[Problem statement] Give the number of lines below that contain "true", with no other output.
··· Input for this task ···
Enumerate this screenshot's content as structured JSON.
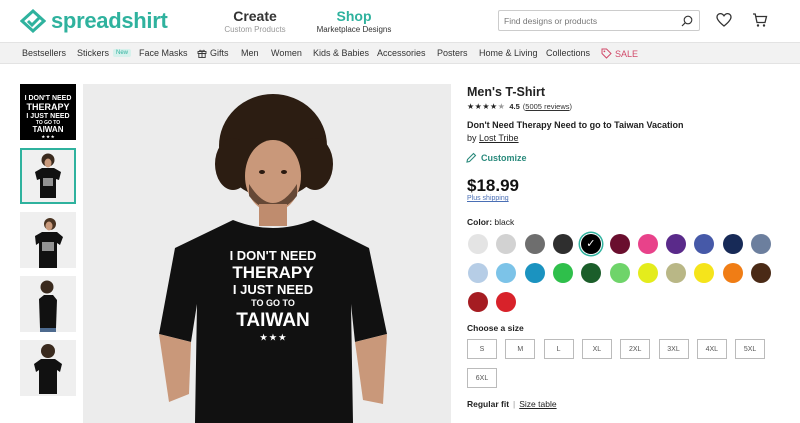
{
  "header": {
    "logo_text": "spreadshirt",
    "create": {
      "title": "Create",
      "subtitle": "Custom Products"
    },
    "shop": {
      "title": "Shop",
      "subtitle": "Marketplace Designs"
    },
    "search_placeholder": "Find designs or products"
  },
  "nav": {
    "items": [
      "Bestsellers",
      "Stickers",
      "Face Masks",
      "Gifts",
      "Men",
      "Women",
      "Kids & Babies",
      "Accessories",
      "Posters",
      "Home & Living",
      "Collections",
      "SALE"
    ],
    "new_badge": "New"
  },
  "shirt_print": {
    "line1": "I DON'T NEED",
    "line2": "THERAPY",
    "line3": "I JUST NEED",
    "line4": "TO GO TO",
    "line5": "TAIWAN",
    "stars": "★ ★ ★"
  },
  "product": {
    "type": "Men's T-Shirt",
    "rating": "4.5",
    "reviews": "(5005 reviews)",
    "reviews_link": "5005 reviews",
    "design_name": "Don't Need Therapy Need to go to Taiwan Vacation",
    "by_prefix": "by",
    "designer": "Lost Tribe",
    "customize": "Customize",
    "price": "$18.99",
    "shipping": "Plus shipping",
    "color_label": "Color:",
    "color_value": "black",
    "colors": [
      "#e4e4e4",
      "#d2d2d2",
      "#6e6e6e",
      "#2e2e2e",
      "#000000",
      "#6a0e2e",
      "#e8428a",
      "#5a2a8a",
      "#4659a8",
      "#172a57",
      "#6c7f9e",
      "#b6cde6",
      "#7cc3e8",
      "#1b93c0",
      "#2fbf4b",
      "#1b5e2a",
      "#6fd46a",
      "#e4ec1c",
      "#b9b786",
      "#f5e41b",
      "#f07d15",
      "#4a2a16",
      "#a51c22",
      "#d8222a"
    ],
    "selected_color_index": 4,
    "size_label": "Choose a size",
    "sizes": [
      "S",
      "M",
      "L",
      "XL",
      "2XL",
      "3XL",
      "4XL",
      "5XL",
      "6XL"
    ],
    "fit_label": "Regular fit",
    "size_table": "Size table"
  }
}
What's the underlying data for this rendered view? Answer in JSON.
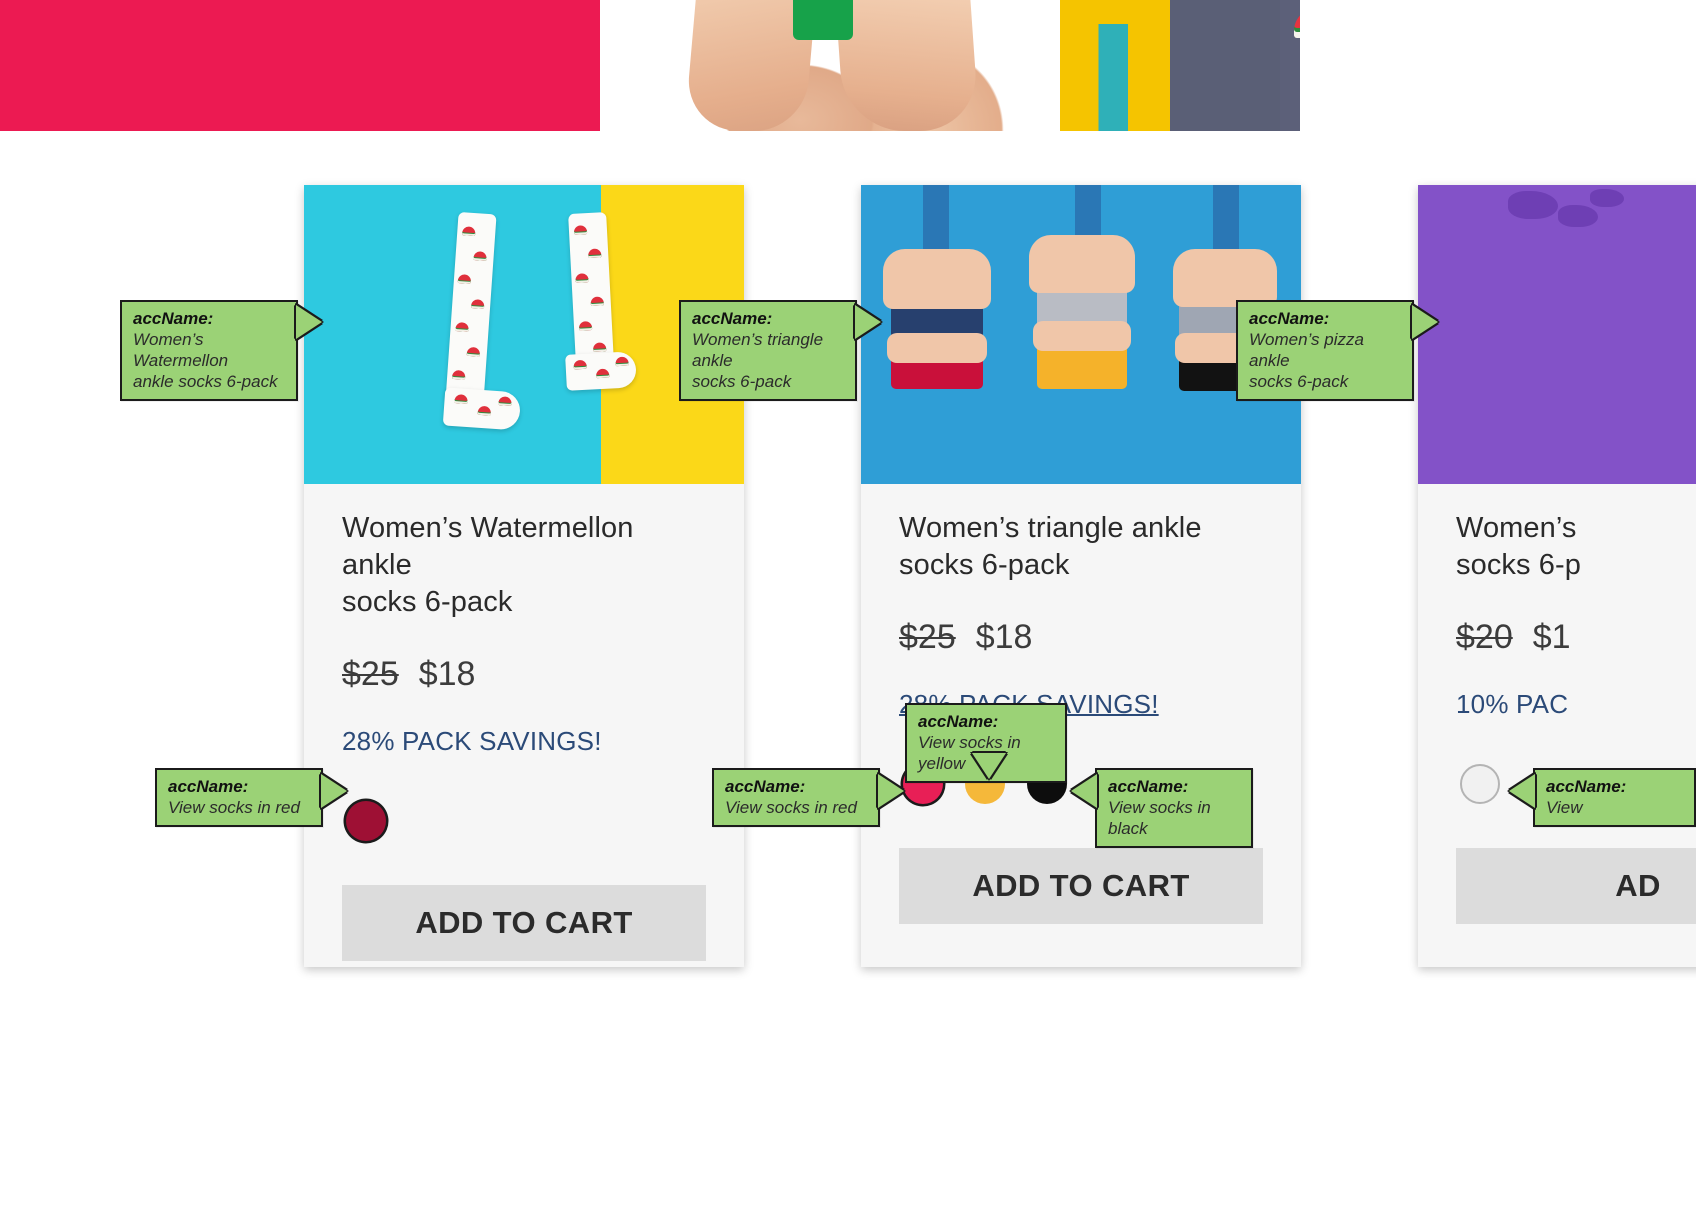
{
  "hero": {
    "background_color": "#ec1a52",
    "description": "banner photo of legs wearing colorful patterned socks"
  },
  "products": [
    {
      "id": "watermelon",
      "title": "Women’s Watermellon ankle\nsocks 6-pack",
      "price_old": "$25",
      "price_new": "$18",
      "savings": "28% PACK SAVINGS!",
      "savings_underlined": false,
      "add_to_cart": "ADD TO CART",
      "swatches": [
        {
          "name": "red",
          "color": "#9e1034",
          "selected": true,
          "outline": false
        }
      ],
      "image": {
        "left_color": "#2ec9e0",
        "right_color": "#fbd818"
      }
    },
    {
      "id": "triangle",
      "title": "Women’s triangle ankle\nsocks 6-pack",
      "price_old": "$25",
      "price_new": "$18",
      "savings": "28% PACK SAVINGS!",
      "savings_underlined": true,
      "add_to_cart": "ADD TO CART",
      "swatches": [
        {
          "name": "red",
          "color": "#e81f56",
          "selected": true,
          "outline": false
        },
        {
          "name": "yellow",
          "color": "#f5b83a",
          "selected": false,
          "outline": false
        },
        {
          "name": "black",
          "color": "#0d0d0d",
          "selected": false,
          "outline": false
        }
      ],
      "image": {
        "background_color": "#2f9ed6"
      }
    },
    {
      "id": "pizza",
      "title": "Women’s\nsocks 6-p",
      "price_old": "$20",
      "price_new": "$1",
      "savings": "10% PAC",
      "savings_underlined": false,
      "add_to_cart": "AD",
      "swatches": [
        {
          "name": "white",
          "color": "#f1f1f1",
          "selected": false,
          "outline": true
        }
      ],
      "image": {
        "background_color": "#8352c8"
      }
    }
  ],
  "annotations": [
    {
      "id": "acc-1-title",
      "label": "accName:",
      "value": "Women’s Watermellon\nankle socks 6-pack",
      "arrow": "right"
    },
    {
      "id": "acc-2-title",
      "label": "accName:",
      "value": "Women’s triangle ankle\nsocks 6-pack",
      "arrow": "right"
    },
    {
      "id": "acc-3-title",
      "label": "accName:",
      "value": "Women’s pizza ankle\nsocks 6-pack",
      "arrow": "right"
    },
    {
      "id": "acc-1-red",
      "label": "accName:",
      "value": "View socks in red",
      "arrow": "right"
    },
    {
      "id": "acc-2-red",
      "label": "accName:",
      "value": "View socks in red",
      "arrow": "right"
    },
    {
      "id": "acc-2-yellow",
      "label": "accName:",
      "value": "View socks in yellow",
      "arrow": "down"
    },
    {
      "id": "acc-2-black",
      "label": "accName:",
      "value": "View socks in black",
      "arrow": "left"
    },
    {
      "id": "acc-3-white",
      "label": "accName:",
      "value": "View",
      "arrow": "left"
    }
  ],
  "colors": {
    "callout_bg": "#9bd276",
    "callout_border": "#1b1b1b",
    "card_bg": "#f6f6f6",
    "button_bg": "#dcdcdc",
    "savings_text": "#2b4a78"
  }
}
···
[Final result] 4